Brief: Quote the entries in full, character for character, without their images.

Dataset excerpts
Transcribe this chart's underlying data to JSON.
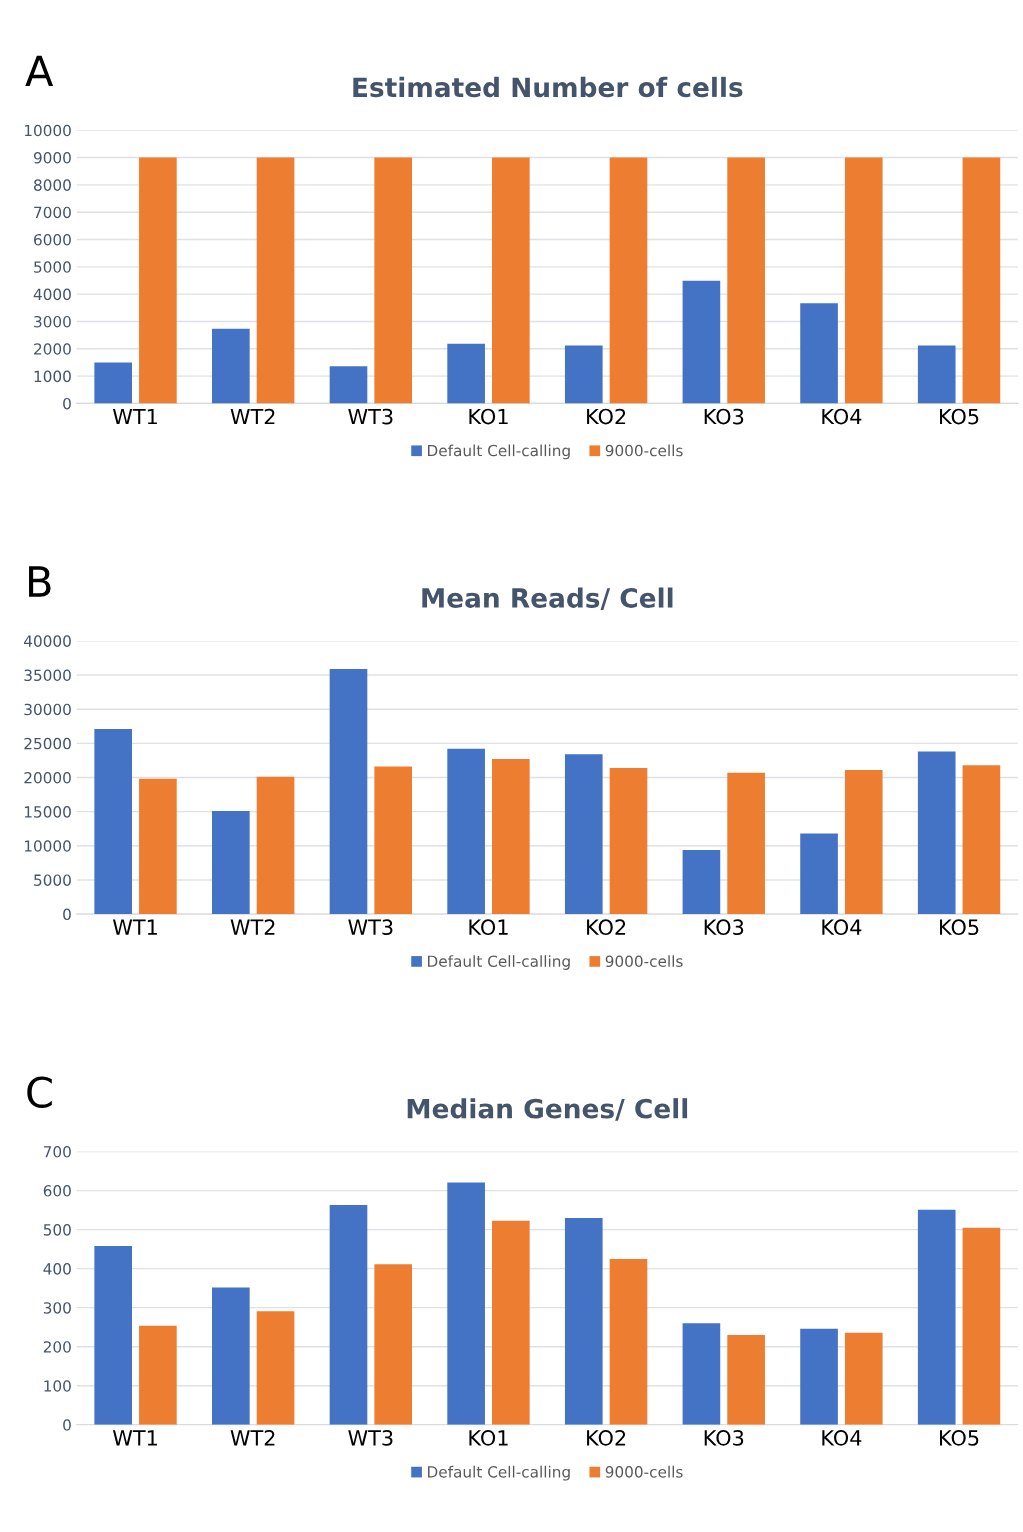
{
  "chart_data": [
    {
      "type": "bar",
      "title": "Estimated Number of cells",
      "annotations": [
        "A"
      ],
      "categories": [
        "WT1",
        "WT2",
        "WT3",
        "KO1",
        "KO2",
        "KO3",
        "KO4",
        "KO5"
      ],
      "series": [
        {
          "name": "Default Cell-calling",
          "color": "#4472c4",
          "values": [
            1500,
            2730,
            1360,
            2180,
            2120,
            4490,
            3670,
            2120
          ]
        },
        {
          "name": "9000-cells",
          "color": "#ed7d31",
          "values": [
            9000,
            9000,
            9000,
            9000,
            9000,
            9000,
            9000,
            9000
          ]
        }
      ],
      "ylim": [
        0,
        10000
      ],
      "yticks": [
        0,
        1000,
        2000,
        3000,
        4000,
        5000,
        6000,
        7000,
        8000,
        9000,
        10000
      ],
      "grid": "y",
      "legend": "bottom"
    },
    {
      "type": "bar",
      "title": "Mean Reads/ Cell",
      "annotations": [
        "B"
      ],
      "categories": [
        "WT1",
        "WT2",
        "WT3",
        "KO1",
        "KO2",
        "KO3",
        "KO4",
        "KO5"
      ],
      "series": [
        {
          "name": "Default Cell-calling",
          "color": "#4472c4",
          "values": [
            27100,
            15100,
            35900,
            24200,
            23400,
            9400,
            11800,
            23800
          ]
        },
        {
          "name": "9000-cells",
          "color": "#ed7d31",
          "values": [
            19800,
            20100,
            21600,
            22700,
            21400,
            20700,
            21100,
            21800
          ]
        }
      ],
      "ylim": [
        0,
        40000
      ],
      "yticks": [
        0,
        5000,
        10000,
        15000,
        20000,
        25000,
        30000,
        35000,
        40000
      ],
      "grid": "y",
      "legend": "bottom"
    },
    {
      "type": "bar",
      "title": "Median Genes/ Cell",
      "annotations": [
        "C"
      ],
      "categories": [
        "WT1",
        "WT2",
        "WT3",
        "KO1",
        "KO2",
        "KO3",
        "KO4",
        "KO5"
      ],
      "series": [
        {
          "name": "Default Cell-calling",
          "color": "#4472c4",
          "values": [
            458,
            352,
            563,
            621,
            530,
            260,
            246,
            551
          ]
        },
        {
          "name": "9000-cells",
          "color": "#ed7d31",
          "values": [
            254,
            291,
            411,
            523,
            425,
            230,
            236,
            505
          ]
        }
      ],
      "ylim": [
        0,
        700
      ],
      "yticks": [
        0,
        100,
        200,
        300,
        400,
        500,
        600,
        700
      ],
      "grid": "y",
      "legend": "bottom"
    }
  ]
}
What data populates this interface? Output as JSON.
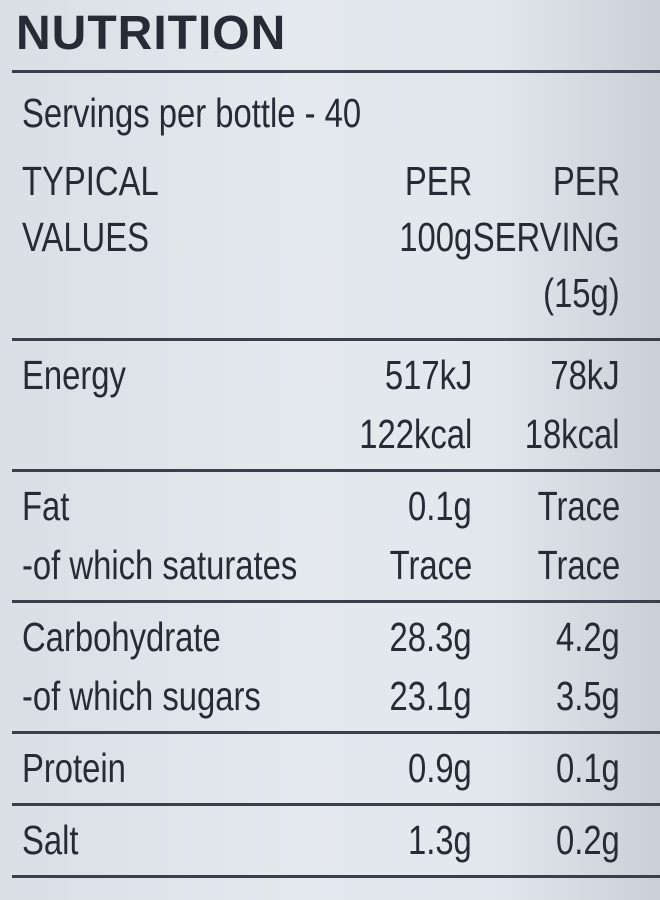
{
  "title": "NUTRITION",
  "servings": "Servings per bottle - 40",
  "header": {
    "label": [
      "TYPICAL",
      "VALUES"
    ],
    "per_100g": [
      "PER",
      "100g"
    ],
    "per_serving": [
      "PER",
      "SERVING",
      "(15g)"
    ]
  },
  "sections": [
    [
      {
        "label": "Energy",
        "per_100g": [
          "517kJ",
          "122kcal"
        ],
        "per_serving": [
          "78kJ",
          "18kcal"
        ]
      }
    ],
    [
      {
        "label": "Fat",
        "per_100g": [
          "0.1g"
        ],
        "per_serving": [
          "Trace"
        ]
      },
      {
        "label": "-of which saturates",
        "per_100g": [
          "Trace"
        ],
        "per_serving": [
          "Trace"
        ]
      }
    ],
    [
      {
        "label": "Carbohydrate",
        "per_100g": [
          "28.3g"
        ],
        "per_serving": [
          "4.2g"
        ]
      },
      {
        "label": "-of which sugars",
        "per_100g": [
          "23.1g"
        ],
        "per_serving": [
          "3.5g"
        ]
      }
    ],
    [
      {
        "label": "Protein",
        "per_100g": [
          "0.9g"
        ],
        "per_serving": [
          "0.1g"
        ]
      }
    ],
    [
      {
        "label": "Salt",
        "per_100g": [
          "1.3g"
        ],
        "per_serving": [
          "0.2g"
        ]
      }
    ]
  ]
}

Your solution:
Transcribe this chart's underlying data to JSON.
{
  "chart_data": [
    {
      "type": "bar",
      "title": "Estimated Number of cells",
      "annotations": [
        "A"
      ],
      "categories": [
        "WT1",
        "WT2",
        "WT3",
        "KO1",
        "KO2",
        "KO3",
        "KO4",
        "KO5"
      ],
      "series": [
        {
          "name": "Default Cell-calling",
          "color": "#4472c4",
          "values": [
            1500,
            2730,
            1360,
            2180,
            2120,
            4490,
            3670,
            2120
          ]
        },
        {
          "name": "9000-cells",
          "color": "#ed7d31",
          "values": [
            9000,
            9000,
            9000,
            9000,
            9000,
            9000,
            9000,
            9000
          ]
        }
      ],
      "ylim": [
        0,
        10000
      ],
      "yticks": [
        0,
        1000,
        2000,
        3000,
        4000,
        5000,
        6000,
        7000,
        8000,
        9000,
        10000
      ],
      "grid": "y",
      "legend": "bottom"
    },
    {
      "type": "bar",
      "title": "Mean Reads/ Cell",
      "annotations": [
        "B"
      ],
      "categories": [
        "WT1",
        "WT2",
        "WT3",
        "KO1",
        "KO2",
        "KO3",
        "KO4",
        "KO5"
      ],
      "series": [
        {
          "name": "Default Cell-calling",
          "color": "#4472c4",
          "values": [
            27100,
            15100,
            35900,
            24200,
            23400,
            9400,
            11800,
            23800
          ]
        },
        {
          "name": "9000-cells",
          "color": "#ed7d31",
          "values": [
            19800,
            20100,
            21600,
            22700,
            21400,
            20700,
            21100,
            21800
          ]
        }
      ],
      "ylim": [
        0,
        40000
      ],
      "yticks": [
        0,
        5000,
        10000,
        15000,
        20000,
        25000,
        30000,
        35000,
        40000
      ],
      "grid": "y",
      "legend": "bottom"
    },
    {
      "type": "bar",
      "title": "Median Genes/ Cell",
      "annotations": [
        "C"
      ],
      "categories": [
        "WT1",
        "WT2",
        "WT3",
        "KO1",
        "KO2",
        "KO3",
        "KO4",
        "KO5"
      ],
      "series": [
        {
          "name": "Default Cell-calling",
          "color": "#4472c4",
          "values": [
            458,
            352,
            563,
            621,
            530,
            260,
            246,
            551
          ]
        },
        {
          "name": "9000-cells",
          "color": "#ed7d31",
          "values": [
            254,
            291,
            411,
            523,
            425,
            230,
            236,
            505
          ]
        }
      ],
      "ylim": [
        0,
        700
      ],
      "yticks": [
        0,
        100,
        200,
        300,
        400,
        500,
        600,
        700
      ],
      "grid": "y",
      "legend": "bottom"
    }
  ]
}
What data populates this interface? Output as JSON.
{
  "title": "NUTRITION",
  "servings": "Servings per bottle - 40",
  "header": {
    "label": [
      "TYPICAL",
      "VALUES"
    ],
    "per_100g": [
      "PER",
      "100g"
    ],
    "per_serving": [
      "PER",
      "SERVING",
      "(15g)"
    ]
  },
  "sections": [
    [
      {
        "label": "Energy",
        "per_100g": [
          "517kJ",
          "122kcal"
        ],
        "per_serving": [
          "78kJ",
          "18kcal"
        ]
      }
    ],
    [
      {
        "label": "Fat",
        "per_100g": [
          "0.1g"
        ],
        "per_serving": [
          "Trace"
        ]
      },
      {
        "label": "-of which saturates",
        "per_100g": [
          "Trace"
        ],
        "per_serving": [
          "Trace"
        ]
      }
    ],
    [
      {
        "label": "Carbohydrate",
        "per_100g": [
          "28.3g"
        ],
        "per_serving": [
          "4.2g"
        ]
      },
      {
        "label": "-of which sugars",
        "per_100g": [
          "23.1g"
        ],
        "per_serving": [
          "3.5g"
        ]
      }
    ],
    [
      {
        "label": "Protein",
        "per_100g": [
          "0.9g"
        ],
        "per_serving": [
          "0.1g"
        ]
      }
    ],
    [
      {
        "label": "Salt",
        "per_100g": [
          "1.3g"
        ],
        "per_serving": [
          "0.2g"
        ]
      }
    ]
  ]
}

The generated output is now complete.